> **Stated goal**:
Filter the records below and copy every line containing the word "this".

> **Material provided**:
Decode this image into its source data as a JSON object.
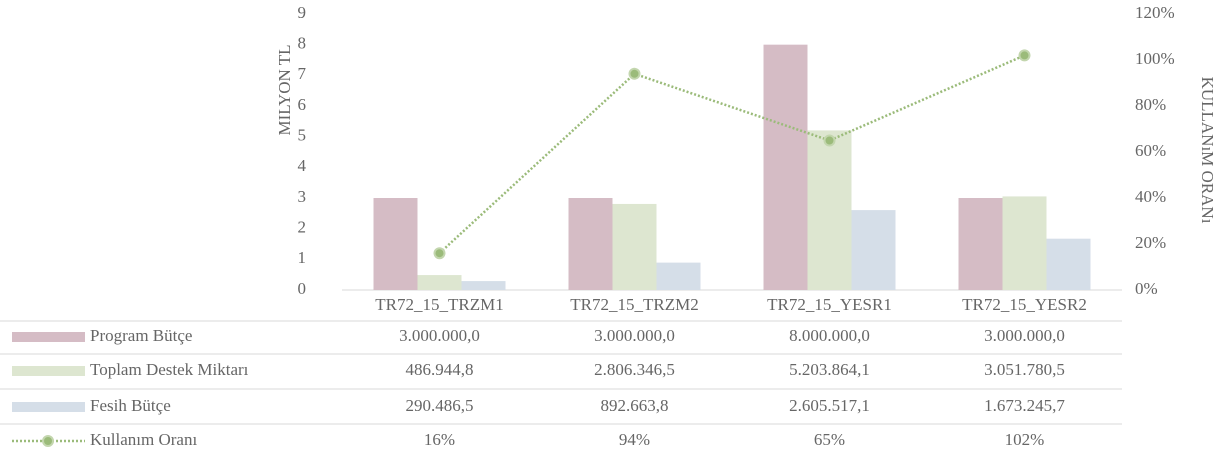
{
  "chart_data": {
    "type": "bar",
    "y_label": "MILYON TL",
    "y2_label": "KULLANıM ORANı",
    "categories": [
      "TR72_15_TRZM1",
      "TR72_15_TRZM2",
      "TR72_15_YESR1",
      "TR72_15_YESR2"
    ],
    "series": [
      {
        "name": "Program Bütçe",
        "color": "#d5bcc5",
        "type": "bar",
        "values": [
          3.0,
          3.0,
          8.0,
          3.0
        ],
        "value_labels": [
          "3.000.000,0",
          "3.000.000,0",
          "8.000.000,0",
          "3.000.000,0"
        ]
      },
      {
        "name": "Toplam Destek Miktarı",
        "color": "#dde6d0",
        "type": "bar",
        "values": [
          0.4869448,
          2.8063465,
          5.2038641,
          3.0517805
        ],
        "value_labels": [
          "486.944,8",
          "2.806.346,5",
          "5.203.864,1",
          "3.051.780,5"
        ]
      },
      {
        "name": "Fesih Bütçe",
        "color": "#d5dee8",
        "type": "bar",
        "values": [
          0.2904865,
          0.8926638,
          2.6055171,
          1.6732457
        ],
        "value_labels": [
          "290.486,5",
          "892.663,8",
          "2.605.517,1",
          "1.673.245,7"
        ]
      },
      {
        "name": "Kullanım Oranı",
        "color": "#9bbb7a",
        "type": "line",
        "axis": "y2",
        "values": [
          16,
          94,
          65,
          102
        ],
        "value_labels": [
          "16%",
          "94%",
          "65%",
          "102%"
        ]
      }
    ],
    "ylim": [
      0,
      9
    ],
    "yticks": [
      0,
      1,
      2,
      3,
      4,
      5,
      6,
      7,
      8,
      9
    ],
    "y2lim": [
      0,
      120
    ],
    "y2ticks": [
      {
        "value": 0,
        "label": "0%"
      },
      {
        "value": 20,
        "label": "20%"
      },
      {
        "value": 40,
        "label": "40%"
      },
      {
        "value": 60,
        "label": "60%"
      },
      {
        "value": 80,
        "label": "80%"
      },
      {
        "value": 100,
        "label": "100%"
      },
      {
        "value": 120,
        "label": "120%"
      }
    ],
    "grid": false
  }
}
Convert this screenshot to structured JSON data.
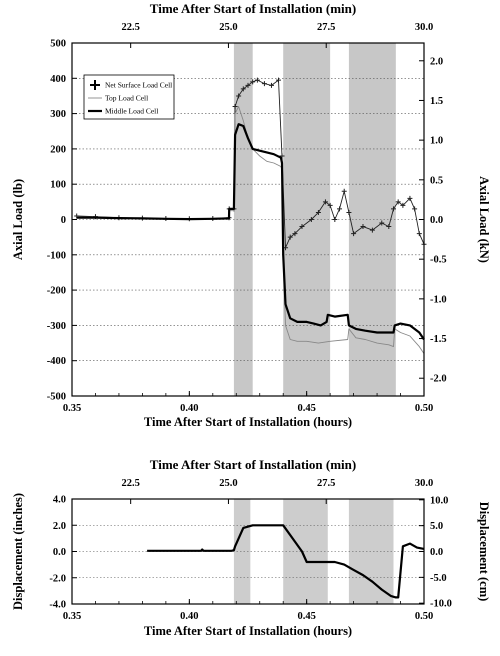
{
  "chart_data": [
    {
      "type": "line",
      "title": "Time After Start of Installation (min)",
      "xlabel": "Time After Start of Installation (hours)",
      "ylabel": "Axial Load (lb)",
      "y2label": "Axial Load (kN)",
      "xlim": [
        0.35,
        0.5
      ],
      "ylim": [
        -500,
        500
      ],
      "y2lim": [
        -2.224,
        2.224
      ],
      "grid": true,
      "legend_position": "top-left",
      "xticks": [
        0.35,
        0.4,
        0.45,
        0.5
      ],
      "xtick_labels": [
        "0.35",
        "0.40",
        "0.45",
        "0.50"
      ],
      "top_ticks": [
        22.5,
        25.0,
        27.5,
        30.0
      ],
      "top_tick_labels": [
        "22.5",
        "25.0",
        "27.5",
        "30.0"
      ],
      "yticks": [
        -500,
        -400,
        -300,
        -200,
        -100,
        0,
        100,
        200,
        300,
        400,
        500
      ],
      "ytick_labels": [
        "-500",
        "-400",
        "-300",
        "-200",
        "-100",
        "0",
        "100",
        "200",
        "300",
        "400",
        "500"
      ],
      "y2ticks": [
        -2.0,
        -1.5,
        -1.0,
        -0.5,
        0.0,
        0.5,
        1.0,
        1.5,
        2.0
      ],
      "y2tick_labels": [
        "-2.0",
        "-1.5",
        "-1.0",
        "-0.5",
        "0.0",
        "0.5",
        "1.0",
        "1.5",
        "2.0"
      ],
      "shaded_intervals": [
        [
          0.419,
          0.427
        ],
        [
          0.44,
          0.46
        ],
        [
          0.468,
          0.488
        ]
      ],
      "shade_color": "#bdbdbd",
      "series": [
        {
          "name": "Net Surface Load Cell",
          "style": "plus-marker",
          "color": "#222222",
          "x": [
            0.352,
            0.36,
            0.37,
            0.38,
            0.39,
            0.4,
            0.41,
            0.4169,
            0.417,
            0.419,
            0.4195,
            0.421,
            0.423,
            0.425,
            0.427,
            0.429,
            0.432,
            0.435,
            0.438,
            0.4395,
            0.441,
            0.443,
            0.445,
            0.448,
            0.452,
            0.455,
            0.458,
            0.46,
            0.462,
            0.464,
            0.466,
            0.468,
            0.47,
            0.474,
            0.478,
            0.482,
            0.485,
            0.487,
            0.489,
            0.491,
            0.494,
            0.496,
            0.498,
            0.5
          ],
          "y": [
            10,
            8,
            5,
            4,
            3,
            2,
            3,
            5,
            30,
            30,
            320,
            350,
            370,
            380,
            390,
            395,
            385,
            380,
            395,
            180,
            -80,
            -50,
            -40,
            -20,
            0,
            20,
            50,
            40,
            0,
            30,
            80,
            20,
            -40,
            -20,
            -30,
            -10,
            -20,
            30,
            50,
            40,
            60,
            30,
            -40,
            -70
          ]
        },
        {
          "name": "Top Load Cell",
          "style": "thin-line",
          "color": "#888888",
          "x": [
            0.352,
            0.36,
            0.37,
            0.38,
            0.39,
            0.4,
            0.41,
            0.4169,
            0.417,
            0.419,
            0.4195,
            0.421,
            0.423,
            0.425,
            0.427,
            0.43,
            0.433,
            0.436,
            0.439,
            0.4395,
            0.44,
            0.441,
            0.443,
            0.446,
            0.45,
            0.455,
            0.46,
            0.4675,
            0.468,
            0.471,
            0.475,
            0.48,
            0.485,
            0.487,
            0.4875,
            0.49,
            0.494,
            0.498,
            0.5
          ],
          "y": [
            8,
            6,
            4,
            3,
            2,
            1,
            2,
            4,
            25,
            25,
            300,
            320,
            280,
            230,
            200,
            180,
            165,
            160,
            150,
            140,
            -100,
            -300,
            -340,
            -345,
            -345,
            -350,
            -345,
            -340,
            -310,
            -335,
            -340,
            -350,
            -355,
            -360,
            -310,
            -320,
            -330,
            -360,
            -380
          ]
        },
        {
          "name": "Middle Load Cell",
          "style": "thick-line",
          "color": "#000000",
          "x": [
            0.352,
            0.36,
            0.37,
            0.38,
            0.39,
            0.4,
            0.41,
            0.4169,
            0.417,
            0.419,
            0.4195,
            0.421,
            0.423,
            0.425,
            0.427,
            0.43,
            0.433,
            0.436,
            0.439,
            0.4395,
            0.44,
            0.441,
            0.443,
            0.446,
            0.45,
            0.453,
            0.456,
            0.4585,
            0.459,
            0.462,
            0.4675,
            0.468,
            0.471,
            0.475,
            0.48,
            0.485,
            0.487,
            0.4875,
            0.49,
            0.494,
            0.498,
            0.5
          ],
          "y": [
            5,
            5,
            4,
            3,
            2,
            1,
            2,
            3,
            30,
            30,
            240,
            270,
            265,
            230,
            200,
            195,
            190,
            185,
            175,
            160,
            -100,
            -240,
            -280,
            -290,
            -290,
            -295,
            -300,
            -290,
            -270,
            -275,
            -270,
            -300,
            -310,
            -315,
            -320,
            -320,
            -320,
            -300,
            -295,
            -300,
            -320,
            -340
          ]
        }
      ]
    },
    {
      "type": "line",
      "title": "Time After Start of Installation (min)",
      "xlabel": "Time After Start of Installation (hours)",
      "ylabel": "Displacement (inches)",
      "y2label": "Displacement (cm)",
      "xlim": [
        0.35,
        0.5
      ],
      "ylim": [
        -4.0,
        4.0
      ],
      "y2lim": [
        -10.16,
        10.16
      ],
      "grid": true,
      "xticks": [
        0.35,
        0.4,
        0.45,
        0.5
      ],
      "xtick_labels": [
        "0.35",
        "0.40",
        "0.45",
        "0.50"
      ],
      "top_ticks": [
        22.5,
        25.0,
        27.5,
        30.0
      ],
      "top_tick_labels": [
        "22.5",
        "25.0",
        "27.5",
        "30.0"
      ],
      "yticks": [
        -4.0,
        -2.0,
        0.0,
        2.0,
        4.0
      ],
      "ytick_labels": [
        "-4.0",
        "-2.0",
        "0.0",
        "2.0",
        "4.0"
      ],
      "y2ticks": [
        -10.0,
        -5.0,
        0.0,
        5.0,
        10.0
      ],
      "y2tick_labels": [
        "-10.0",
        "-5.0",
        "0.0",
        "5.0",
        "10.0"
      ],
      "shaded_intervals": [
        [
          0.419,
          0.426
        ],
        [
          0.44,
          0.459
        ],
        [
          0.468,
          0.487
        ]
      ],
      "shade_color": "#c4c4c4",
      "series": [
        {
          "name": "",
          "style": "thick-line",
          "color": "#000000",
          "x": [
            0.382,
            0.39,
            0.4,
            0.405,
            0.4055,
            0.406,
            0.41,
            0.418,
            0.419,
            0.4195,
            0.423,
            0.427,
            0.43,
            0.433,
            0.436,
            0.44,
            0.444,
            0.448,
            0.45,
            0.458,
            0.462,
            0.466,
            0.47,
            0.474,
            0.478,
            0.482,
            0.486,
            0.488,
            0.489,
            0.491,
            0.494,
            0.497,
            0.5
          ],
          "y": [
            0.05,
            0.05,
            0.05,
            0.05,
            0.15,
            0.05,
            0.05,
            0.05,
            0.1,
            0.4,
            1.8,
            2.0,
            2.0,
            2.0,
            2.0,
            2.0,
            1.0,
            0.0,
            -0.8,
            -0.8,
            -0.8,
            -1.0,
            -1.4,
            -1.8,
            -2.3,
            -2.9,
            -3.4,
            -3.5,
            -3.5,
            0.4,
            0.6,
            0.3,
            0.2
          ]
        }
      ]
    }
  ]
}
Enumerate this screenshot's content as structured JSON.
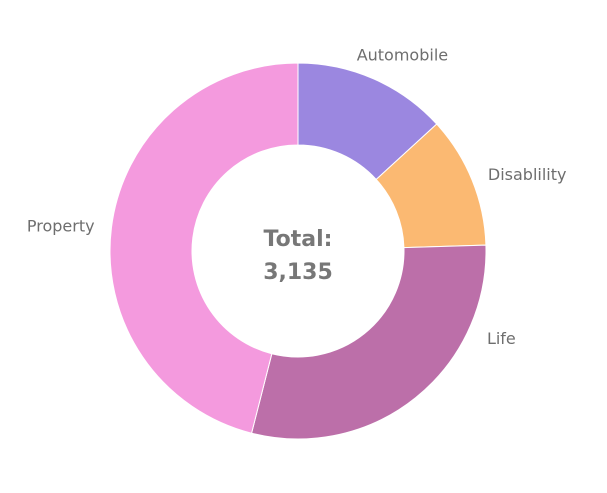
{
  "chart_data": {
    "type": "pie",
    "variant": "donut",
    "title": "",
    "center_label": {
      "line1": "Total:",
      "line2": "3,135"
    },
    "total": 3135,
    "slices": [
      {
        "label": "Automobile",
        "value": 414,
        "color": "#9b87e0"
      },
      {
        "label": "Disablility",
        "value": 354,
        "color": "#fbb972"
      },
      {
        "label": "Life",
        "value": 924,
        "color": "#bc6fa9"
      },
      {
        "label": "Property",
        "value": 1443,
        "color": "#f49ade"
      }
    ],
    "start_angle": "top, clockwise",
    "legend": "none, labels beside slices"
  }
}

> **Solution to the exercise**:
Decode this image into its source data as a JSON object.
Convert this screenshot to structured JSON data.
Enumerate this screenshot's content as structured JSON.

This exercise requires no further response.